- [Job]: In the records below, pick out all lines containing the word "Coordinates".

Recorded data
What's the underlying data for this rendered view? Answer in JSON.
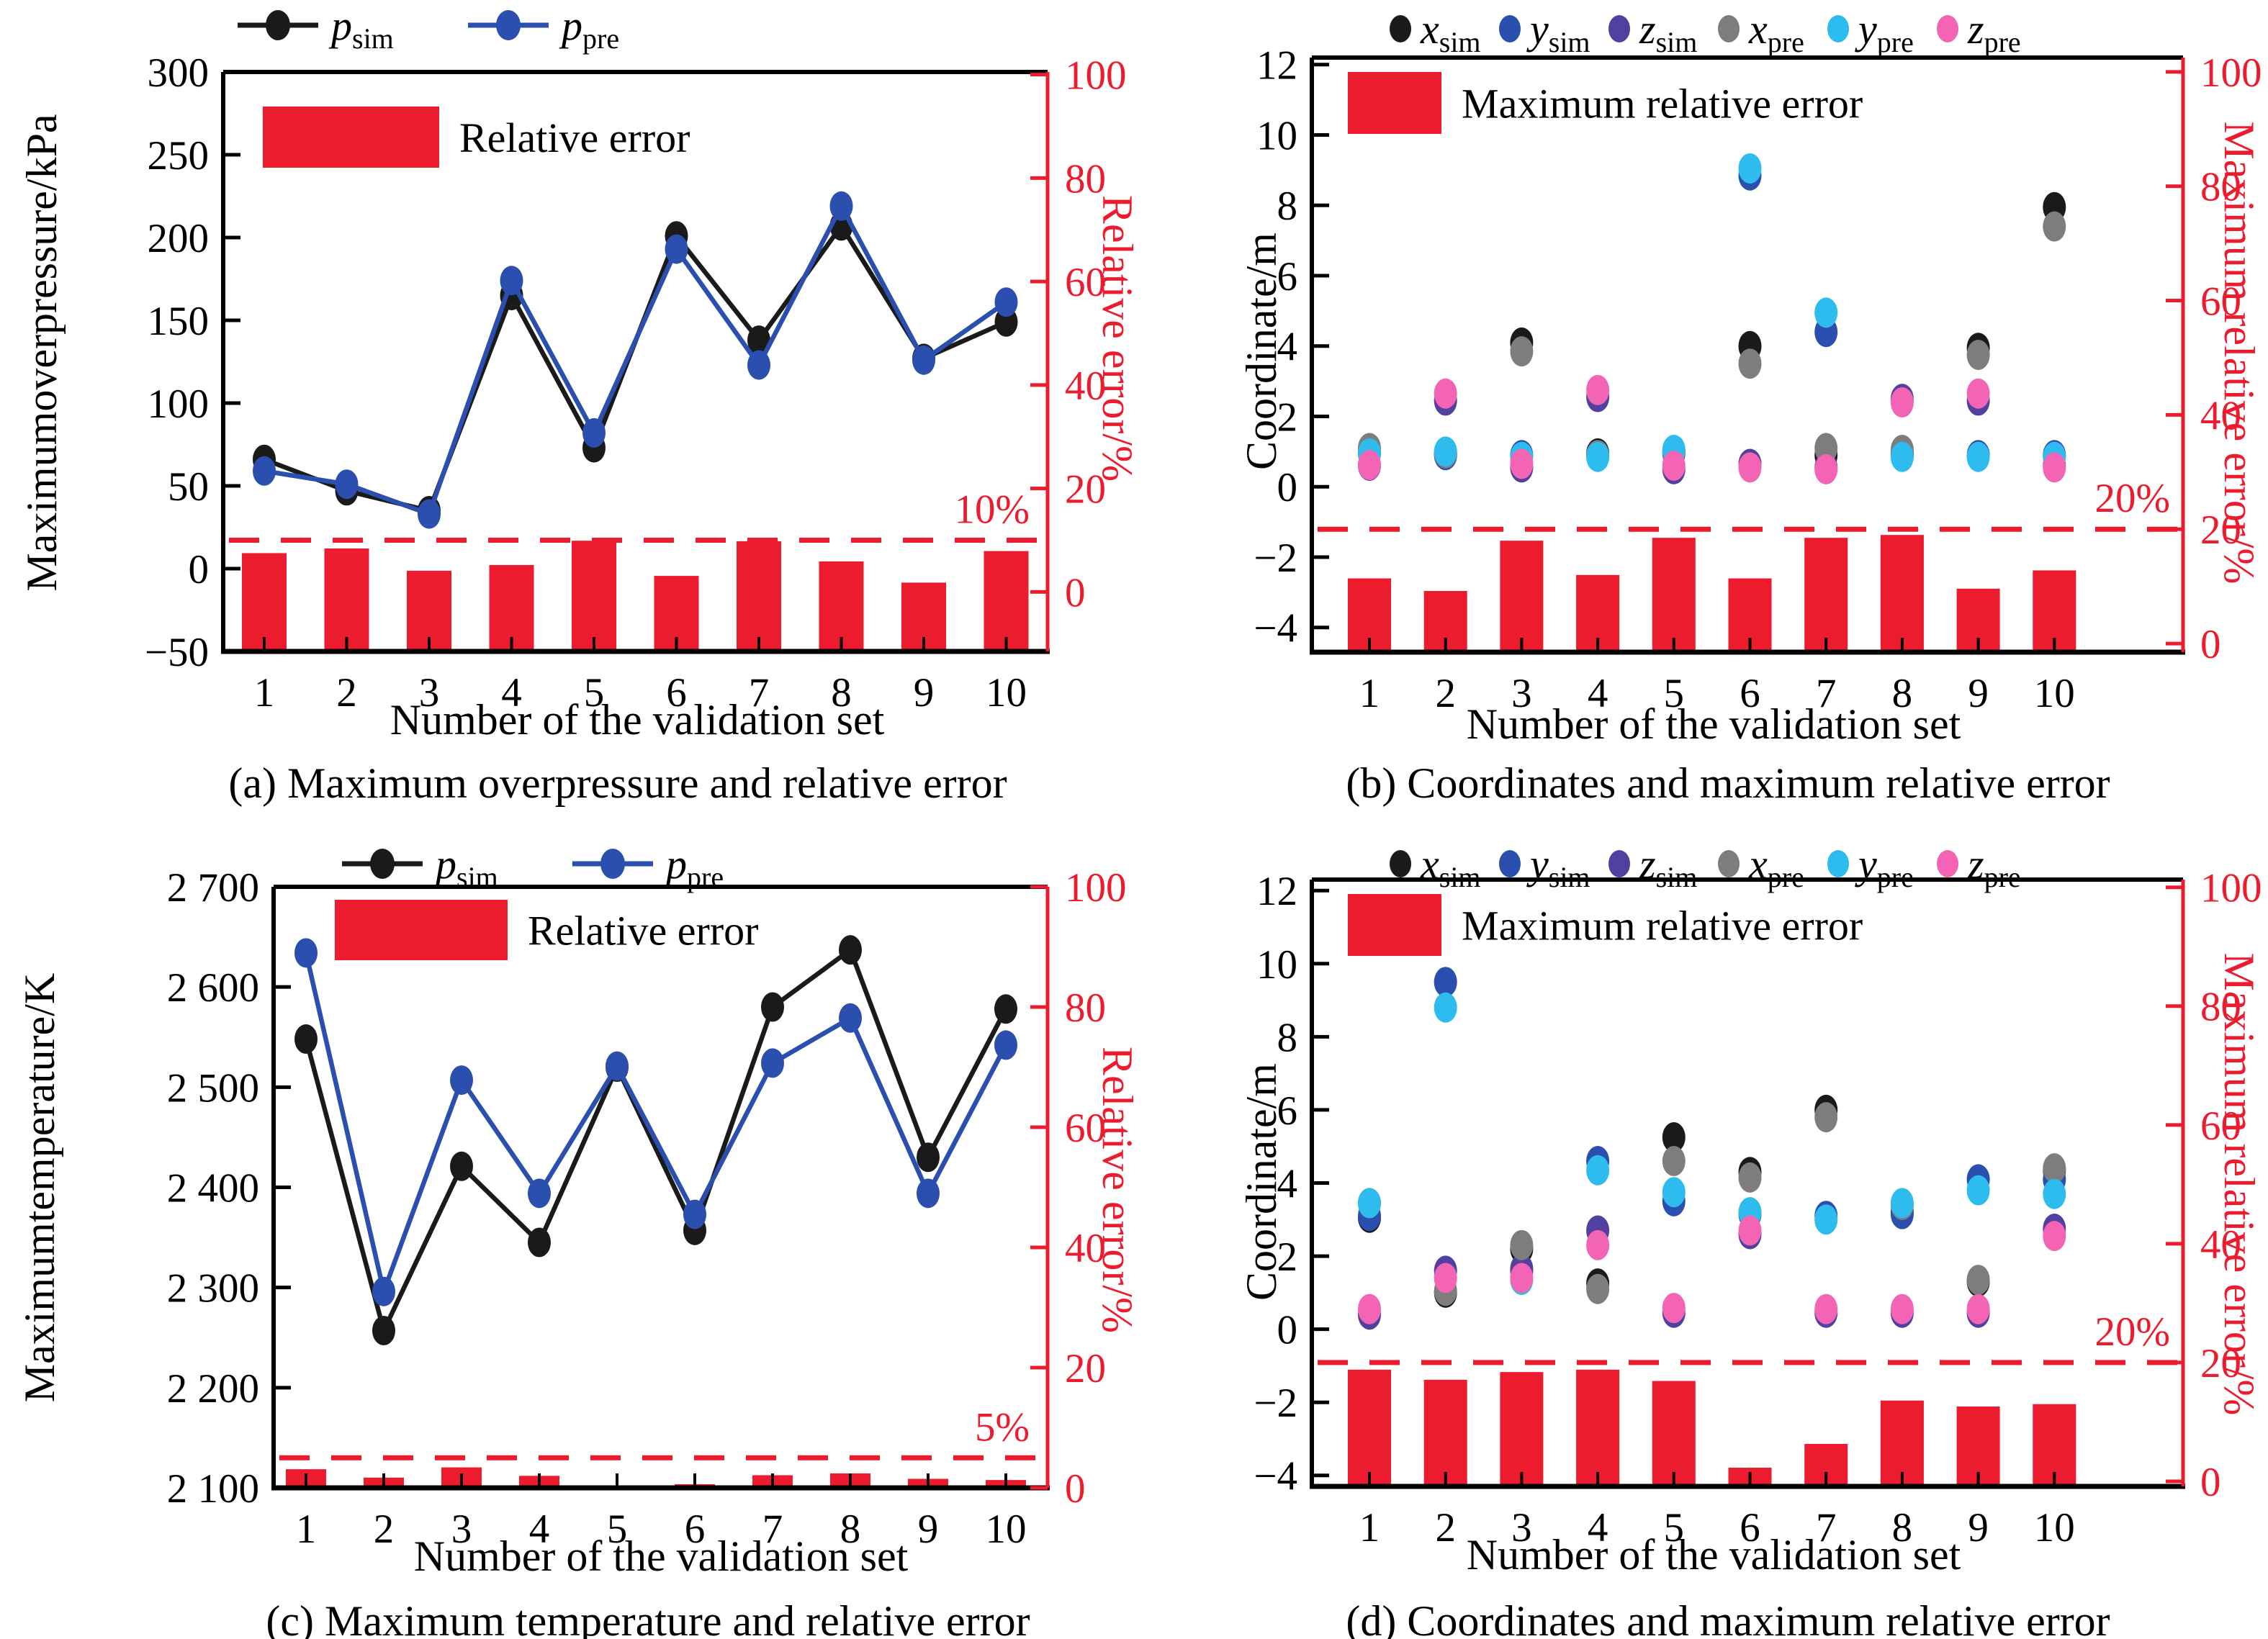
{
  "colors": {
    "black": "#1a1a1a",
    "blue": "#2a4fae",
    "purple": "#5240a0",
    "gray": "#7d7d7d",
    "cyan": "#2ebcee",
    "pink": "#f464b4",
    "red": "#ec1b2e"
  },
  "chart_data": [
    {
      "id": "a",
      "type": "line+bar",
      "caption": "(a) Maximum overpressure and relative error",
      "xlabel": "Number of the validation set",
      "ylabel_left": "Maximumoverpressure/kPa",
      "ylabel_right": "Relative error/%",
      "categories": [
        "1",
        "2",
        "3",
        "4",
        "5",
        "6",
        "7",
        "8",
        "9",
        "10"
      ],
      "left_axis": {
        "tick_values": [
          300,
          250,
          200,
          150,
          100,
          50,
          0,
          -50
        ],
        "tick_labels": [
          "300",
          "250",
          "200",
          "150",
          "100",
          "50",
          "0",
          "−50"
        ],
        "lim": [
          -50,
          300
        ]
      },
      "right_axis": {
        "tick_values": [
          100,
          80,
          60,
          40,
          20,
          0
        ],
        "tick_labels": [
          "100",
          "80",
          "60",
          "40",
          "20",
          "0"
        ],
        "lim": [
          -11.5,
          100.5
        ]
      },
      "threshold": {
        "value": 10,
        "label": "10%"
      },
      "line_series": [
        {
          "name": "p",
          "sub": "sim",
          "color_key": "black",
          "values": [
            66,
            47,
            35,
            165,
            73,
            201,
            138,
            207,
            127,
            149
          ]
        },
        {
          "name": "p",
          "sub": "pre",
          "color_key": "blue",
          "values": [
            59,
            51,
            33,
            174,
            82,
            193,
            123,
            219,
            126,
            161
          ]
        }
      ],
      "bar_series": {
        "label": "Relative error",
        "color_key": "red",
        "values": [
          7.5,
          8.4,
          4.1,
          5.2,
          9.9,
          3.1,
          9.8,
          5.9,
          1.8,
          7.9
        ]
      }
    },
    {
      "id": "b",
      "type": "scatter+bar",
      "caption": "(b) Coordinates and maximum relative error",
      "xlabel": "Number of the validation set",
      "ylabel_left": "Coordinate/m",
      "ylabel_right": "Maximum relative error/%",
      "categories": [
        "1",
        "2",
        "3",
        "4",
        "5",
        "6",
        "7",
        "8",
        "9",
        "10"
      ],
      "left_axis": {
        "tick_values": [
          12,
          10,
          8,
          6,
          4,
          2,
          0,
          -2,
          -4
        ],
        "tick_labels": [
          "12",
          "10",
          "8",
          "6",
          "4",
          "2",
          "0",
          "−2",
          "−4"
        ],
        "lim": [
          -4.7,
          12.2
        ]
      },
      "right_axis": {
        "tick_values": [
          100,
          80,
          60,
          40,
          20,
          0
        ],
        "tick_labels": [
          "100",
          "80",
          "60",
          "40",
          "20",
          "0"
        ],
        "lim": [
          -1.5,
          102.5
        ]
      },
      "threshold": {
        "value": 20,
        "label": "20%"
      },
      "scatter_series": [
        {
          "name": "x",
          "sub": "sim",
          "color_key": "black",
          "values": [
            1.0,
            0.95,
            4.1,
            0.95,
            1.0,
            4.0,
            0.9,
            0.95,
            3.95,
            7.95
          ]
        },
        {
          "name": "y",
          "sub": "sim",
          "color_key": "blue",
          "values": [
            0.95,
            0.9,
            0.9,
            0.9,
            0.95,
            8.85,
            4.4,
            0.9,
            0.9,
            0.9
          ]
        },
        {
          "name": "z",
          "sub": "sim",
          "color_key": "purple",
          "values": [
            0.6,
            2.45,
            0.55,
            2.55,
            0.5,
            0.65,
            0.55,
            2.5,
            2.45,
            0.6
          ]
        },
        {
          "name": "x",
          "sub": "pre",
          "color_key": "gray",
          "values": [
            1.1,
            0.95,
            3.85,
            0.9,
            1.0,
            3.5,
            1.1,
            1.05,
            3.75,
            7.4
          ]
        },
        {
          "name": "y",
          "sub": "pre",
          "color_key": "cyan",
          "values": [
            0.95,
            1.0,
            0.85,
            0.85,
            1.05,
            9.05,
            4.95,
            0.85,
            0.85,
            0.85
          ]
        },
        {
          "name": "z",
          "sub": "pre",
          "color_key": "pink",
          "values": [
            0.62,
            2.65,
            0.65,
            2.75,
            0.6,
            0.55,
            0.5,
            2.4,
            2.65,
            0.55
          ]
        }
      ],
      "bar_series": {
        "label": "Maximum relative error",
        "color_key": "red",
        "values": [
          11.4,
          9.2,
          18.0,
          12.0,
          18.5,
          11.4,
          18.5,
          19.0,
          9.6,
          12.8
        ]
      }
    },
    {
      "id": "c",
      "type": "line+bar",
      "caption": "(c) Maximum temperature and relative error",
      "xlabel": "Number of the validation set",
      "ylabel_left": "Maximumtemperature/K",
      "ylabel_right": "Relative error/%",
      "categories": [
        "1",
        "2",
        "3",
        "4",
        "5",
        "6",
        "7",
        "8",
        "9",
        "10"
      ],
      "left_axis": {
        "tick_values": [
          2700,
          2600,
          2500,
          2400,
          2300,
          2200,
          2100
        ],
        "tick_labels": [
          "2 700",
          "2 600",
          "2 500",
          "2 400",
          "2 300",
          "2 200",
          "2 100"
        ],
        "lim": [
          2100,
          2700
        ]
      },
      "right_axis": {
        "tick_values": [
          100,
          80,
          60,
          40,
          20,
          0
        ],
        "tick_labels": [
          "100",
          "80",
          "60",
          "40",
          "20",
          "0"
        ],
        "lim": [
          0,
          100
        ]
      },
      "threshold": {
        "value": 5,
        "label": "5%"
      },
      "line_series": [
        {
          "name": "p",
          "sub": "sim",
          "color_key": "black",
          "values": [
            2548,
            2257,
            2421,
            2345,
            2520,
            2357,
            2580,
            2637,
            2430,
            2578
          ]
        },
        {
          "name": "p",
          "sub": "pre",
          "color_key": "blue",
          "values": [
            2634,
            2296,
            2507,
            2394,
            2521,
            2373,
            2524,
            2569,
            2394,
            2542
          ]
        }
      ],
      "bar_series": {
        "label": "Relative error",
        "color_key": "red",
        "values": [
          3.1,
          1.7,
          3.4,
          2.0,
          0.4,
          0.6,
          2.1,
          2.4,
          1.5,
          1.3
        ]
      }
    },
    {
      "id": "d",
      "type": "scatter+bar",
      "caption": "(d) Coordinates and maximum relative error",
      "xlabel": "Number of the validation set",
      "ylabel_left": "Coordinate/m",
      "ylabel_right": "Maximum relative error/%",
      "categories": [
        "1",
        "2",
        "3",
        "4",
        "5",
        "6",
        "7",
        "8",
        "9",
        "10"
      ],
      "left_axis": {
        "tick_values": [
          12,
          10,
          8,
          6,
          4,
          2,
          0,
          -2,
          -4
        ],
        "tick_labels": [
          "12",
          "10",
          "8",
          "6",
          "4",
          "2",
          "0",
          "−2",
          "−4"
        ],
        "lim": [
          -4.3,
          12.3
        ]
      },
      "right_axis": {
        "tick_values": [
          100,
          80,
          60,
          40,
          20,
          0
        ],
        "tick_labels": [
          "100",
          "80",
          "60",
          "40",
          "20",
          "0"
        ],
        "lim": [
          -0.85,
          101.3
        ]
      },
      "threshold": {
        "value": 20,
        "label": "20%"
      },
      "scatter_series": [
        {
          "name": "x",
          "sub": "sim",
          "color_key": "black",
          "values": [
            3.05,
            1.0,
            2.2,
            1.25,
            5.25,
            4.3,
            6.0,
            3.2,
            1.3,
            4.35
          ]
        },
        {
          "name": "y",
          "sub": "sim",
          "color_key": "blue",
          "values": [
            3.1,
            9.5,
            1.6,
            4.6,
            3.5,
            3.15,
            3.1,
            3.15,
            4.1,
            4.1
          ]
        },
        {
          "name": "z",
          "sub": "sim",
          "color_key": "purple",
          "values": [
            0.4,
            1.6,
            1.65,
            2.7,
            0.45,
            2.6,
            0.45,
            0.45,
            0.45,
            2.75
          ]
        },
        {
          "name": "x",
          "sub": "pre",
          "color_key": "gray",
          "values": [
            3.45,
            1.05,
            2.3,
            1.1,
            4.6,
            4.15,
            5.8,
            3.4,
            1.35,
            4.4
          ]
        },
        {
          "name": "y",
          "sub": "pre",
          "color_key": "cyan",
          "values": [
            3.45,
            8.8,
            1.35,
            4.35,
            3.75,
            3.2,
            3.0,
            3.45,
            3.8,
            3.7
          ]
        },
        {
          "name": "z",
          "sub": "pre",
          "color_key": "pink",
          "values": [
            0.55,
            1.4,
            1.4,
            2.3,
            0.58,
            2.7,
            0.55,
            0.55,
            0.55,
            2.55
          ]
        }
      ],
      "bar_series": {
        "label": "Maximum relative error",
        "color_key": "red",
        "values": [
          18.8,
          17.1,
          18.4,
          18.8,
          16.9,
          2.3,
          6.3,
          13.6,
          12.6,
          13.0
        ]
      }
    }
  ]
}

- [Reply to the task]:
      "caption": "(b) Coordinates and maximum relative error",
      "caption": "(d) Coordinates and maximum relative error",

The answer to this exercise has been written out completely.